PROBLEM TO WORK ON> Can you write out all the lines word for word, with no pictures?

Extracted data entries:

####################

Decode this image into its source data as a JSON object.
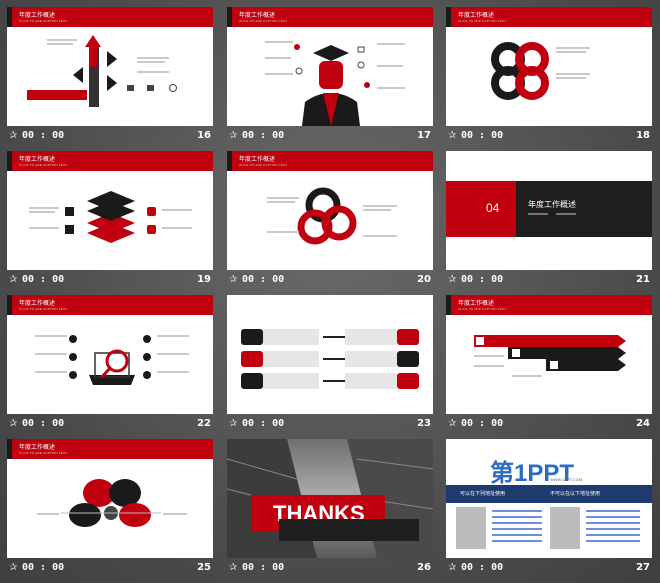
{
  "slide_header": {
    "title": "年度工作概述",
    "subtitle": "CLICK TO ADD CAPTION TEXT"
  },
  "footer_time": "00 : 00",
  "slides": [
    {
      "number": "16"
    },
    {
      "number": "17"
    },
    {
      "number": "18"
    },
    {
      "number": "19"
    },
    {
      "number": "20"
    },
    {
      "number": "21",
      "section_number": "04",
      "section_title": "年度工作概述"
    },
    {
      "number": "22"
    },
    {
      "number": "23"
    },
    {
      "number": "24"
    },
    {
      "number": "25"
    },
    {
      "number": "26",
      "thanks_text": "THANKS"
    },
    {
      "number": "27",
      "logo_text": "第1PPT",
      "logo_sub": "WWW.1PPT.COM",
      "left_heading": "可以在下列地址使用",
      "right_heading": "不可以在以下地址使用"
    }
  ],
  "icons": {
    "star": "star-icon",
    "accent": "#c0000e",
    "dark": "#1a1a1a"
  }
}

####################

PROBLEM SOLUTION>
Decode this image into its source data as a JSON object.
{
  "slide_header": {
    "title": "年度工作概述",
    "subtitle": "CLICK TO ADD CAPTION TEXT"
  },
  "footer_time": "00 : 00",
  "slides": [
    {
      "number": "16"
    },
    {
      "number": "17"
    },
    {
      "number": "18"
    },
    {
      "number": "19"
    },
    {
      "number": "20"
    },
    {
      "number": "21",
      "section_number": "04",
      "section_title": "年度工作概述"
    },
    {
      "number": "22"
    },
    {
      "number": "23"
    },
    {
      "number": "24"
    },
    {
      "number": "25"
    },
    {
      "number": "26",
      "thanks_text": "THANKS"
    },
    {
      "number": "27",
      "logo_text": "第1PPT",
      "logo_sub": "WWW.1PPT.COM",
      "left_heading": "可以在下列地址使用",
      "right_heading": "不可以在以下地址使用"
    }
  ],
  "icons": {
    "star": "star-icon",
    "accent": "#c0000e",
    "dark": "#1a1a1a"
  }
}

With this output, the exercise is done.